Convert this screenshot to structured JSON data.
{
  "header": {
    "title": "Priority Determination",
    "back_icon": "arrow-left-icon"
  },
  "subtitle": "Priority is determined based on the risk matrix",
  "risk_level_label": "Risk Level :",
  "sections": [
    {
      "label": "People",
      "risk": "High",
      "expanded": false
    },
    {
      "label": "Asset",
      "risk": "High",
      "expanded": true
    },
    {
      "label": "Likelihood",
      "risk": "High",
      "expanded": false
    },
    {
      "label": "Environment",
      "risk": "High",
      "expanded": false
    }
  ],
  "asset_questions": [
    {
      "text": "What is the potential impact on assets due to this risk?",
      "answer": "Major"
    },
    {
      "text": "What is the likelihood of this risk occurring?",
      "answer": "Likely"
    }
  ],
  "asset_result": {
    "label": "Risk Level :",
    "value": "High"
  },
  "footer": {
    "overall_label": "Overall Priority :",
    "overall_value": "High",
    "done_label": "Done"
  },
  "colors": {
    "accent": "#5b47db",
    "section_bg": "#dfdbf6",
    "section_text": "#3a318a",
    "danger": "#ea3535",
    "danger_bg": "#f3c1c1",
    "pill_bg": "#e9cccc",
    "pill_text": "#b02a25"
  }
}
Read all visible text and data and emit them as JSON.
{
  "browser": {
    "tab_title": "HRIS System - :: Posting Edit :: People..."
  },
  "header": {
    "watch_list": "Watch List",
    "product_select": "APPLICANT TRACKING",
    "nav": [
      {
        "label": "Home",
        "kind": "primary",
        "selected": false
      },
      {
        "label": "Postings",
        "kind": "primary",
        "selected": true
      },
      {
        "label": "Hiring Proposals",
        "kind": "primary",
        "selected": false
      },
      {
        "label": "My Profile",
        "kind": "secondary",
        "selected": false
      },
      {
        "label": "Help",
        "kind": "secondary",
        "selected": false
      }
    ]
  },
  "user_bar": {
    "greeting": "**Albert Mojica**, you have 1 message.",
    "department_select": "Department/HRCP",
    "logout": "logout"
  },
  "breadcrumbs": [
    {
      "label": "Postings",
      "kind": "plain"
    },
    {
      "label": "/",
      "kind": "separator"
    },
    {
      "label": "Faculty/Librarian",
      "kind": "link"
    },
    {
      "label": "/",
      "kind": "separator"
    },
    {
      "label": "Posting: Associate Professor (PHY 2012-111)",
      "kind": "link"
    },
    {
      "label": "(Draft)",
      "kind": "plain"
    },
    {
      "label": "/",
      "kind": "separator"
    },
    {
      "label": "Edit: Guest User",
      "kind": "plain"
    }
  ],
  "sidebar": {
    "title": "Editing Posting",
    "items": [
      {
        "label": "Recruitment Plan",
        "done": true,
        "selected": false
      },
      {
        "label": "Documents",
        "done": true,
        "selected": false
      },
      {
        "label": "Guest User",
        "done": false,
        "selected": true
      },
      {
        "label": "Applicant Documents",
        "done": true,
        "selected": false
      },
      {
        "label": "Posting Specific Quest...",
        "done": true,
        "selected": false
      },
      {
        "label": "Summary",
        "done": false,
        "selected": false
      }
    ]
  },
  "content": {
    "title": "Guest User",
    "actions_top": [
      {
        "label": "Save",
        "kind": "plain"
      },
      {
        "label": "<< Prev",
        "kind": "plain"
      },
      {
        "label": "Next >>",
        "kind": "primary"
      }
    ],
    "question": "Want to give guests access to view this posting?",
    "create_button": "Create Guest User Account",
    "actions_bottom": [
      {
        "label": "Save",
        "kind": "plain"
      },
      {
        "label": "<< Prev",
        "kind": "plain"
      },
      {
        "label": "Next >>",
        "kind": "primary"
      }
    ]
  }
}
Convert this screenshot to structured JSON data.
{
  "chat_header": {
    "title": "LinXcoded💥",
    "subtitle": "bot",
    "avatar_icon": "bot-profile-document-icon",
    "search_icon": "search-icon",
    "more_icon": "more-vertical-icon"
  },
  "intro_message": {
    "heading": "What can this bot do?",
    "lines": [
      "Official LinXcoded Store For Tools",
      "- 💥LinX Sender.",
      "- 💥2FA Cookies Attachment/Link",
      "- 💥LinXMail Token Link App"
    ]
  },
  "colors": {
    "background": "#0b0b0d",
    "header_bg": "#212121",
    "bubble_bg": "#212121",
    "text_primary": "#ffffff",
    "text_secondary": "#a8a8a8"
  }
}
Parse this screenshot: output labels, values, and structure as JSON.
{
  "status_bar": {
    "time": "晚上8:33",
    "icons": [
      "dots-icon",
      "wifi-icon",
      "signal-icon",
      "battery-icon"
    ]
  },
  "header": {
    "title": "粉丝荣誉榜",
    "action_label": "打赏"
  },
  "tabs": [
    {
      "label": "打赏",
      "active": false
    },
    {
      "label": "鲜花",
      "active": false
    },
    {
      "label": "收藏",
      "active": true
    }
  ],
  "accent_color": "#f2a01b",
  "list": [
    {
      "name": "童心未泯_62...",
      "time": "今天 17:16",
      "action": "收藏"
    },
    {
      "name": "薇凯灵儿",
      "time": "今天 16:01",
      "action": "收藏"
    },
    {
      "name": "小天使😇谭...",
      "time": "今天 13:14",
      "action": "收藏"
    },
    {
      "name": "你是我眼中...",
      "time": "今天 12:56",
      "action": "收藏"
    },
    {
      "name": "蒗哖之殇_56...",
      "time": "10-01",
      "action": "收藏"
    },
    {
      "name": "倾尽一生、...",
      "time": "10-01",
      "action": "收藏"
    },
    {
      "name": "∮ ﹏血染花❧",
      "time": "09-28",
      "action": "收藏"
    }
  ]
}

######

Select every line of the records holding the string "People".

> Finished answer:
      "label": "People",
    "tab_title": "HRIS System - :: Posting Edit :: People..."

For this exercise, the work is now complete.